Stated task:
Without altering anything, output the material below.

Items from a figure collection
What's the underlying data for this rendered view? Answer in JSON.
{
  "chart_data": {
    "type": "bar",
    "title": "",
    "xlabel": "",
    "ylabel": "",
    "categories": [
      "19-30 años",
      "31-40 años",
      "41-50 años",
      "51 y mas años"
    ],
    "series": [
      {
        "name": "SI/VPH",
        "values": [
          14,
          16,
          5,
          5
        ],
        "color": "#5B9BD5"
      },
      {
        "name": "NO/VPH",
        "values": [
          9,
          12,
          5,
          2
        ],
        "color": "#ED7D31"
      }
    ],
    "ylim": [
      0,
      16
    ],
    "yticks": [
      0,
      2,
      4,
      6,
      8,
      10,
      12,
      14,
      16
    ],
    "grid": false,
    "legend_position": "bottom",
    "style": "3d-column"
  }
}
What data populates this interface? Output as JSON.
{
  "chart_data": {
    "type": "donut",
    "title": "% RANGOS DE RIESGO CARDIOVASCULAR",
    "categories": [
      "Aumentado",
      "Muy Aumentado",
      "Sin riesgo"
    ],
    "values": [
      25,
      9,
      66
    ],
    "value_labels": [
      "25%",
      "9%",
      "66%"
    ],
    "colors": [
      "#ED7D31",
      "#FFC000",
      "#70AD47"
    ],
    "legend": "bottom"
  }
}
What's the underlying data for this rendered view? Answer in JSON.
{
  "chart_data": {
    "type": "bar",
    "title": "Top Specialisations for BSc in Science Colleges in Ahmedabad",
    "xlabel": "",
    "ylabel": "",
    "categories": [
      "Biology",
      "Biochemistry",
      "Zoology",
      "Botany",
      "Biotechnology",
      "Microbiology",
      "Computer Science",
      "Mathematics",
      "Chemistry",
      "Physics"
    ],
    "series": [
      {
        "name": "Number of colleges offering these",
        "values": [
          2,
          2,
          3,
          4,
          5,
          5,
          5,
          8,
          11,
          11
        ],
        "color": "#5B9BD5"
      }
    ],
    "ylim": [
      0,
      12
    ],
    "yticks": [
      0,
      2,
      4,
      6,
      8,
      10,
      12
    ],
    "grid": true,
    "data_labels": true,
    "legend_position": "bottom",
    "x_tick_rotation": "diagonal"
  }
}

Response for this exercise:
What's the underlying data for this rendered view? Answer in JSON.
{
  "chart_data": {
    "type": "bar",
    "title": "",
    "xlabel": "",
    "ylabel": "",
    "categories": [
      "19-30 años",
      "31-40 años",
      "41-50 años",
      "51 y mas años"
    ],
    "series": [
      {
        "name": "SI/VPH",
        "values": [
          14,
          16,
          5,
          5
        ],
        "color": "#5B9BD5"
      },
      {
        "name": "NO/VPH",
        "values": [
          9,
          12,
          5,
          2
        ],
        "color": "#ED7D31"
      }
    ],
    "ylim": [
      0,
      16
    ],
    "yticks": [
      0,
      2,
      4,
      6,
      8,
      10,
      12,
      14,
      16
    ],
    "grid": false,
    "legend_position": "bottom",
    "style": "3d-column"
  }
}
What data populates this interface? Output as JSON.
{
  "chart_data": {
    "type": "donut",
    "title": "% RANGOS DE RIESGO CARDIOVASCULAR",
    "categories": [
      "Aumentado",
      "Muy Aumentado",
      "Sin riesgo"
    ],
    "values": [
      25,
      9,
      66
    ],
    "value_labels": [
      "25%",
      "9%",
      "66%"
    ],
    "colors": [
      "#ED7D31",
      "#FFC000",
      "#70AD47"
    ],
    "legend": "bottom"
  }
}
What's the underlying data for this rendered view? Answer in JSON.
{
  "chart_data": {
    "type": "bar",
    "title": "Top Specialisations for BSc in Science Colleges in Ahmedabad",
    "xlabel": "",
    "ylabel": "",
    "categories": [
      "Biology",
      "Biochemistry",
      "Zoology",
      "Botany",
      "Biotechnology",
      "Microbiology",
      "Computer Science",
      "Mathematics",
      "Chemistry",
      "Physics"
    ],
    "series": [
      {
        "name": "Number of colleges offering these",
        "values": [
          2,
          2,
          3,
          4,
          5,
          5,
          5,
          8,
          11,
          11
        ],
        "color": "#5B9BD5"
      }
    ],
    "ylim": [
      0,
      12
    ],
    "yticks": [
      0,
      2,
      4,
      6,
      8,
      10,
      12
    ],
    "grid": true,
    "data_labels": true,
    "legend_position": "bottom",
    "x_tick_rotation": "diagonal"
  }
}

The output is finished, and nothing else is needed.